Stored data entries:
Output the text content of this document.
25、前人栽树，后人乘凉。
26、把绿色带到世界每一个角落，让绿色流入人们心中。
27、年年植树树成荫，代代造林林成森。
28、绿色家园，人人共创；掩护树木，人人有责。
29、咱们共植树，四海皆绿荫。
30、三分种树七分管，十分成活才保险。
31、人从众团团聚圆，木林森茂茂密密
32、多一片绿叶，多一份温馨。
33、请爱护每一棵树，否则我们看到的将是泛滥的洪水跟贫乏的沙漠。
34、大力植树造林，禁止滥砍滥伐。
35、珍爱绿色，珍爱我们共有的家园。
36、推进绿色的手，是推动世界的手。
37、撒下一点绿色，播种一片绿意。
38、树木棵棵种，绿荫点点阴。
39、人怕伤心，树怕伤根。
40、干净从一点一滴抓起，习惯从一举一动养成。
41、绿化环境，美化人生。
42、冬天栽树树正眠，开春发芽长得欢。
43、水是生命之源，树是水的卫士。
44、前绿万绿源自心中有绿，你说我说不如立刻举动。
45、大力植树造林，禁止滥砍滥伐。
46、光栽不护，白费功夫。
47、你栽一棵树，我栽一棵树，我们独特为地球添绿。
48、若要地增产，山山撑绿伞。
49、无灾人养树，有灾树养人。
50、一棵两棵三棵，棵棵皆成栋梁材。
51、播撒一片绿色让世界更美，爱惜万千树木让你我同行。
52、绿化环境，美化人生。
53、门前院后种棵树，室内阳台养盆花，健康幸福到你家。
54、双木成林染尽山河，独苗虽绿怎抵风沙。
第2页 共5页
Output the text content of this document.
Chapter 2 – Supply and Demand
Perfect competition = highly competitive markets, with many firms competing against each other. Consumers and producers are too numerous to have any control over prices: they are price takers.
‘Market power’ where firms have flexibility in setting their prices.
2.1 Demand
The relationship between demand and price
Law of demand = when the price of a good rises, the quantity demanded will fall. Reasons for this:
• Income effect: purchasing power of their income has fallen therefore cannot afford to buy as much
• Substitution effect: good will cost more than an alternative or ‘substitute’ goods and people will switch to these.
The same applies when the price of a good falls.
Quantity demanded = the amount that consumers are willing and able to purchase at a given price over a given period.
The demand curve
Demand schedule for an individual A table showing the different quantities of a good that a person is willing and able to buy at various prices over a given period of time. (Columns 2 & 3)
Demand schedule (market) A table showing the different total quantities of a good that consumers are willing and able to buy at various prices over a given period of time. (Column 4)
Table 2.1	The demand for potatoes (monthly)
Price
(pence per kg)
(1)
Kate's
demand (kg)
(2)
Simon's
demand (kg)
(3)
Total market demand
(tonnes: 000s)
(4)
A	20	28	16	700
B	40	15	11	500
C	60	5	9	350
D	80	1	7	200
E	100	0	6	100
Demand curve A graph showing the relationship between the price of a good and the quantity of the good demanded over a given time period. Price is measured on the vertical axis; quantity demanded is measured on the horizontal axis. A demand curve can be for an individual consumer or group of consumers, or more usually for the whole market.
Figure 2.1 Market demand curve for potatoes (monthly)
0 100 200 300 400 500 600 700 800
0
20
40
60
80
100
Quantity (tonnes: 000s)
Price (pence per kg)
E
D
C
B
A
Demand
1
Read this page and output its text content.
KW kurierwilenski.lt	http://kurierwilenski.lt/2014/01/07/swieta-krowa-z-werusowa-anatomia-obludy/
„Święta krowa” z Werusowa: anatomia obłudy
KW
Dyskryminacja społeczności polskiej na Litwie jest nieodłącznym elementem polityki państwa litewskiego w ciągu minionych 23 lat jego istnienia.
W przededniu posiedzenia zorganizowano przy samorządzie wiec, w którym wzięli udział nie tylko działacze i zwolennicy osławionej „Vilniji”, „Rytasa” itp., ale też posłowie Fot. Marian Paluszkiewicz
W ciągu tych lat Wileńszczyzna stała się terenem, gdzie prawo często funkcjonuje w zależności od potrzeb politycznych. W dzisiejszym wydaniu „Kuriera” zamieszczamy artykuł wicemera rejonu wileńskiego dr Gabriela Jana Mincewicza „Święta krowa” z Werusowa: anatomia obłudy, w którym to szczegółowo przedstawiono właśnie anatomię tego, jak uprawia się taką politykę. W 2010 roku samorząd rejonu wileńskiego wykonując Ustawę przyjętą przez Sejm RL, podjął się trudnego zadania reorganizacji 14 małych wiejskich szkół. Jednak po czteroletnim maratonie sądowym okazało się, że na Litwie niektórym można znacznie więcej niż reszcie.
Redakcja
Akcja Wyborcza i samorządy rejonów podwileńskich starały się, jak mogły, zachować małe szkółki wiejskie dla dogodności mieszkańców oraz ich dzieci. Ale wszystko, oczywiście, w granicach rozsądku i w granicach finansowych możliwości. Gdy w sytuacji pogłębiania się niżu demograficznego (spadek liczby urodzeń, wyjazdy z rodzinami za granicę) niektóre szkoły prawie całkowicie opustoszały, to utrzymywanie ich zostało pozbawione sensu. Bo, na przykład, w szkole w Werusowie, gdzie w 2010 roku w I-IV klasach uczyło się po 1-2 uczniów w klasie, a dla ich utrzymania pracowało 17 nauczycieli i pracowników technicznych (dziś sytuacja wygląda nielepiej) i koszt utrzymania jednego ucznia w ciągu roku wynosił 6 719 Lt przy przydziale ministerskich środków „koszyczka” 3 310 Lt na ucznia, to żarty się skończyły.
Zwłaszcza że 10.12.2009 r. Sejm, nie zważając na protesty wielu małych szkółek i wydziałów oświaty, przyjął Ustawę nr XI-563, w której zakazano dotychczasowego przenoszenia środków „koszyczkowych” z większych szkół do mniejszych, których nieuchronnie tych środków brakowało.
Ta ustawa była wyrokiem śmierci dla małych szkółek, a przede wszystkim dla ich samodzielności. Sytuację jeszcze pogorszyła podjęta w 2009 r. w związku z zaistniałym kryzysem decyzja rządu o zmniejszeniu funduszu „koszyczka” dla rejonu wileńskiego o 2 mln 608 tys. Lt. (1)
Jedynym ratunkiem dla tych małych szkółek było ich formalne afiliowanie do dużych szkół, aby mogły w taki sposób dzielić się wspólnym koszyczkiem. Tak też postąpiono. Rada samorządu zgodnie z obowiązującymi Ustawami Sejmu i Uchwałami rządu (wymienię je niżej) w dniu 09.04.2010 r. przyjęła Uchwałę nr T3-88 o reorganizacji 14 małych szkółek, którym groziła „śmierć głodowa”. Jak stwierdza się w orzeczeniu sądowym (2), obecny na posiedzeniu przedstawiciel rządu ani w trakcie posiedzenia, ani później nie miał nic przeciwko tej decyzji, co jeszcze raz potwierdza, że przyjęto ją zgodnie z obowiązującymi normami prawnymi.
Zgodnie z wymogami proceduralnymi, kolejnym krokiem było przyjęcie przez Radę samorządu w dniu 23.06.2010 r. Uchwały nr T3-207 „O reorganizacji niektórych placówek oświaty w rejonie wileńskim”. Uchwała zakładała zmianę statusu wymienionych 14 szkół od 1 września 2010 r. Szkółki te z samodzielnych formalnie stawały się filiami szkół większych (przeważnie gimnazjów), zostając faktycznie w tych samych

STATED GOAL:
Read the data above and pull out each line that holds the string "between".

WRITTEN REPLY:
The relationship between demand and price
Demand curve A graph showing the relationship between the price of a good and the quantity of the good demanded over a given time period. Price is measured on the vertical axis; quantity demanded is measured on the horizontal axis. A demand curve can be for an individual consumer or group of consumers, or more usually for the whole market.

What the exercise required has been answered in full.